[MATERIAL PROVIDED]:
►

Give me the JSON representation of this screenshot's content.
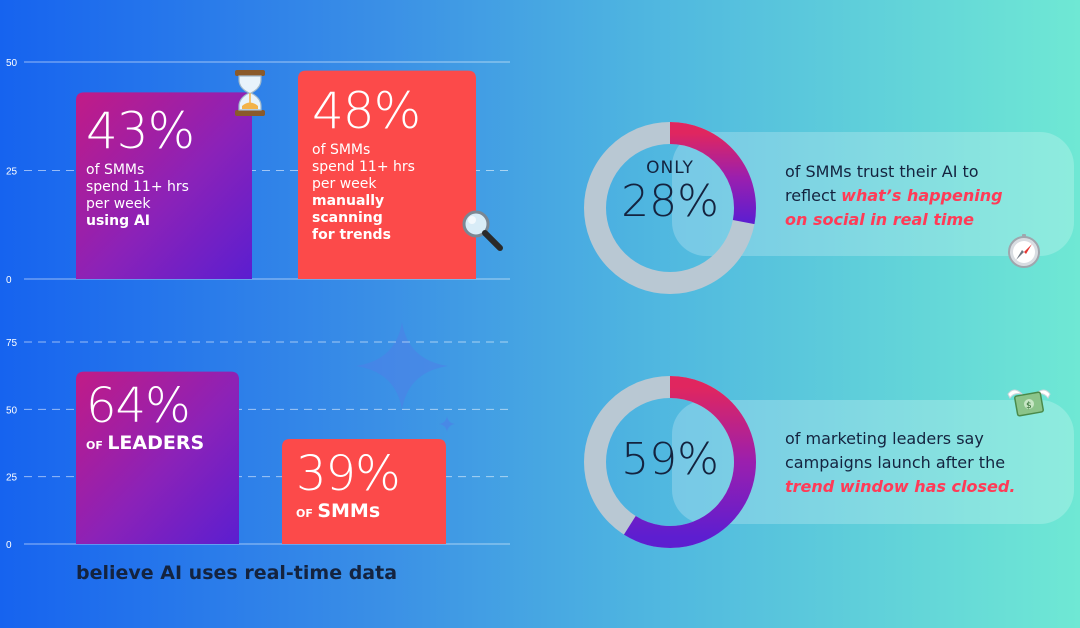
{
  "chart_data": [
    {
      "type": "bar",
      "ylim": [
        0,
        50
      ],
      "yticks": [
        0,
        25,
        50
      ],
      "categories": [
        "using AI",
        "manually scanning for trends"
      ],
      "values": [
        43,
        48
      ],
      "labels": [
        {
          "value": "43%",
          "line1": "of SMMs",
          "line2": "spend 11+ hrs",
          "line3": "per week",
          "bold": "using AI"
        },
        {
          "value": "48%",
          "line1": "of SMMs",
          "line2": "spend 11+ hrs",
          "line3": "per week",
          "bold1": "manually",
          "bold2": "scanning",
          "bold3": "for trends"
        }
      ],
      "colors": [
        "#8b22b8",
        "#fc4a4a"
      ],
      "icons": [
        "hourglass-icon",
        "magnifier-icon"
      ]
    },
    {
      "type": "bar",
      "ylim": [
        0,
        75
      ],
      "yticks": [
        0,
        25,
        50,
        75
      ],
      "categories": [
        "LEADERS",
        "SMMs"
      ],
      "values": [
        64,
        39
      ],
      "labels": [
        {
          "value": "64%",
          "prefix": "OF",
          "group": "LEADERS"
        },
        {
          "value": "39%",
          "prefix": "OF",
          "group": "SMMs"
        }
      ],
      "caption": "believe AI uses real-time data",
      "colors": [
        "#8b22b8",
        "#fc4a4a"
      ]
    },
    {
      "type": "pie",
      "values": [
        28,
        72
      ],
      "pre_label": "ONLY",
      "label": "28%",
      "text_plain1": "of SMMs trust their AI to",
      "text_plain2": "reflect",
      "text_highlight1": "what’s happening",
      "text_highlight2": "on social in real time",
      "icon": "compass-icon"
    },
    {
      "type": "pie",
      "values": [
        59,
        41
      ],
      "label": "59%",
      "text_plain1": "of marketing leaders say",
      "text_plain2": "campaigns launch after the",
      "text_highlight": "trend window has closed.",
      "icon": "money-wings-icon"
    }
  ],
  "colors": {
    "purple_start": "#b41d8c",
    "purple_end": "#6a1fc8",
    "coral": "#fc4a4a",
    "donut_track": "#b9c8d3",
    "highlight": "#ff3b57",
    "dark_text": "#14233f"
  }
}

◄
►

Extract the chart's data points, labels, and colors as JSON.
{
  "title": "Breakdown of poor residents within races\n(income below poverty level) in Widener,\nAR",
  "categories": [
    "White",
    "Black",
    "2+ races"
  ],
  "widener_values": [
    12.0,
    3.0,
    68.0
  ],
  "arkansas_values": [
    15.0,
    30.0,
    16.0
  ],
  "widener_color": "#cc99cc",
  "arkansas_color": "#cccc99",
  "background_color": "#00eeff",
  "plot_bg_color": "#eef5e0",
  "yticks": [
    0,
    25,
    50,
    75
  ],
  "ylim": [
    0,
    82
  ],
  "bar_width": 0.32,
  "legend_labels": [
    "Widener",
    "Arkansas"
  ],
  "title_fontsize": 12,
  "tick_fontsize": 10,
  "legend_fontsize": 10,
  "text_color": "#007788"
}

◄
►

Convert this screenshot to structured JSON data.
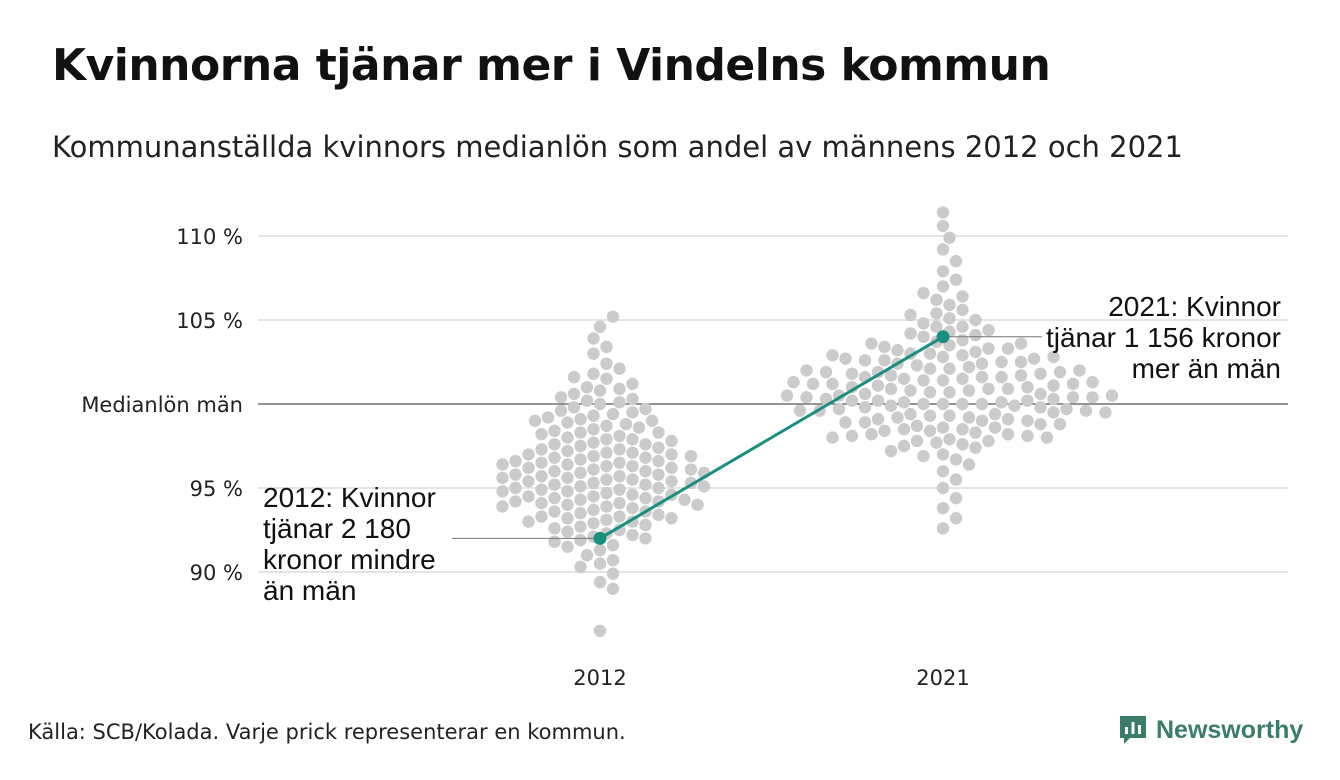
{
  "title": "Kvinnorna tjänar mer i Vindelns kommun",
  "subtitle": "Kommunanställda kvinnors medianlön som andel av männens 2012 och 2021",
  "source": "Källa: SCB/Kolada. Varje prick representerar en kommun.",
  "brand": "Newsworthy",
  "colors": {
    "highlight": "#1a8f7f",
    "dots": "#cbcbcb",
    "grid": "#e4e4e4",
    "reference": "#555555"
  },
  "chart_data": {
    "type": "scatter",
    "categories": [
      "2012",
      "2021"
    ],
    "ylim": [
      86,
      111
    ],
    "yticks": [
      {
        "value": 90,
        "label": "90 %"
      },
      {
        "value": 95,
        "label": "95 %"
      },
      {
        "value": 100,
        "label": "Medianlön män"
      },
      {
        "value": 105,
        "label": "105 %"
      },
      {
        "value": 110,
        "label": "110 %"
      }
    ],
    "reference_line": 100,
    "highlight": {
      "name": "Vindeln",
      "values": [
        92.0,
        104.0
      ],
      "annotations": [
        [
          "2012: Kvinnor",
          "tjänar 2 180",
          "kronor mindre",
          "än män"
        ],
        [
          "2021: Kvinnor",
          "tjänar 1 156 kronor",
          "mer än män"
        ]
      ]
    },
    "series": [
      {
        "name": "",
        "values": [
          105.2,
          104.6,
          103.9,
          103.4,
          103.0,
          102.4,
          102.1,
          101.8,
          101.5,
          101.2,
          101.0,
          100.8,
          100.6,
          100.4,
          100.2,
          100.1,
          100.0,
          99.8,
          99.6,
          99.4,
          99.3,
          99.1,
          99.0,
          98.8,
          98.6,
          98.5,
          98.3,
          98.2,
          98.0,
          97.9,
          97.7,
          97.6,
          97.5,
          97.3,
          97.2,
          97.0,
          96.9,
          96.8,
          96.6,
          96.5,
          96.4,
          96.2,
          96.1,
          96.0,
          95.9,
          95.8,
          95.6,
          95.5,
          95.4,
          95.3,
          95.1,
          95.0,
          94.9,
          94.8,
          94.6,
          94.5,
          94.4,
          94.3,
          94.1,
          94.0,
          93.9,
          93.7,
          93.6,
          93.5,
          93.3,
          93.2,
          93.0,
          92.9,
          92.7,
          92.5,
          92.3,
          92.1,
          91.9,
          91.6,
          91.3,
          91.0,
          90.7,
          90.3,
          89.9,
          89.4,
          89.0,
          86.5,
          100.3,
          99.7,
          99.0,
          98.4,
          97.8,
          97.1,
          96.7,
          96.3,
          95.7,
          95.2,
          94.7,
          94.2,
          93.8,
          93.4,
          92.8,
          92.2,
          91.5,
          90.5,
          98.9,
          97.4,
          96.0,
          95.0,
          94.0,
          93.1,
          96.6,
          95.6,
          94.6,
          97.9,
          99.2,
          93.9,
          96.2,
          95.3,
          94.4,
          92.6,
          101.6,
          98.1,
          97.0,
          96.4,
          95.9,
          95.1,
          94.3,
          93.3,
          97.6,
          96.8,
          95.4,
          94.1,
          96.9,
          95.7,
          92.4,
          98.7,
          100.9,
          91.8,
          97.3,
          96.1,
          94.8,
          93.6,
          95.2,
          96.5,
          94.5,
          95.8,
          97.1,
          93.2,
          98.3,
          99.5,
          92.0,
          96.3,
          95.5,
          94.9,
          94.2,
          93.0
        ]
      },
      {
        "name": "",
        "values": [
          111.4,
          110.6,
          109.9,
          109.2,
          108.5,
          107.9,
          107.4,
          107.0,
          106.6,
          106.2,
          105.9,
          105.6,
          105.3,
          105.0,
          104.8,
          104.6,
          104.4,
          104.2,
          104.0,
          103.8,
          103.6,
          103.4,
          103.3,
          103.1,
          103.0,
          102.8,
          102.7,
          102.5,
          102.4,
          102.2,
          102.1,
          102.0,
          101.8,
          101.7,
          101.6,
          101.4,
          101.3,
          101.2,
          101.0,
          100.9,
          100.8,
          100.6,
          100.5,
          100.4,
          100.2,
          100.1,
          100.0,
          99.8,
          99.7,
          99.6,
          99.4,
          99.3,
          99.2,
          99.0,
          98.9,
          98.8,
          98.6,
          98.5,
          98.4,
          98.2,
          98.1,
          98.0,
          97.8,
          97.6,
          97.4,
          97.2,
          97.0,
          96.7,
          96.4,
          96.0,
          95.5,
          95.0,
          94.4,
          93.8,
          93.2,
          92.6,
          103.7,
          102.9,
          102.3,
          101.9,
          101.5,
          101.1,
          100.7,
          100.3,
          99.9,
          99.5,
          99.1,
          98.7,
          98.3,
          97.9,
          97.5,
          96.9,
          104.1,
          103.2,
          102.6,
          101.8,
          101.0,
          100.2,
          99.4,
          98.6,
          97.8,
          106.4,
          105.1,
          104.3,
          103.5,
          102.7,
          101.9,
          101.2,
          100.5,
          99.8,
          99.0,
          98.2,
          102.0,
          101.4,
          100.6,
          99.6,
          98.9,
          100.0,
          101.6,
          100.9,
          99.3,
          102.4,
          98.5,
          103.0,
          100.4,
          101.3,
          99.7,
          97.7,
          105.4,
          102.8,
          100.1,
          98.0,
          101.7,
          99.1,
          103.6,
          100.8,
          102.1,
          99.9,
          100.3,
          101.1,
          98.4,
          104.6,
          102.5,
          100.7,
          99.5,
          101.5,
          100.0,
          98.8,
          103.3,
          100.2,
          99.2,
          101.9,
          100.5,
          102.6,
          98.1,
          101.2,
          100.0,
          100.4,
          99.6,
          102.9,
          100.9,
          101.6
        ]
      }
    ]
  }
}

◄

[REQUIREMENTS]: Work out how many lines above have the string "SMMs" in them, and give only the number.

[COMPLETED TASK]: 5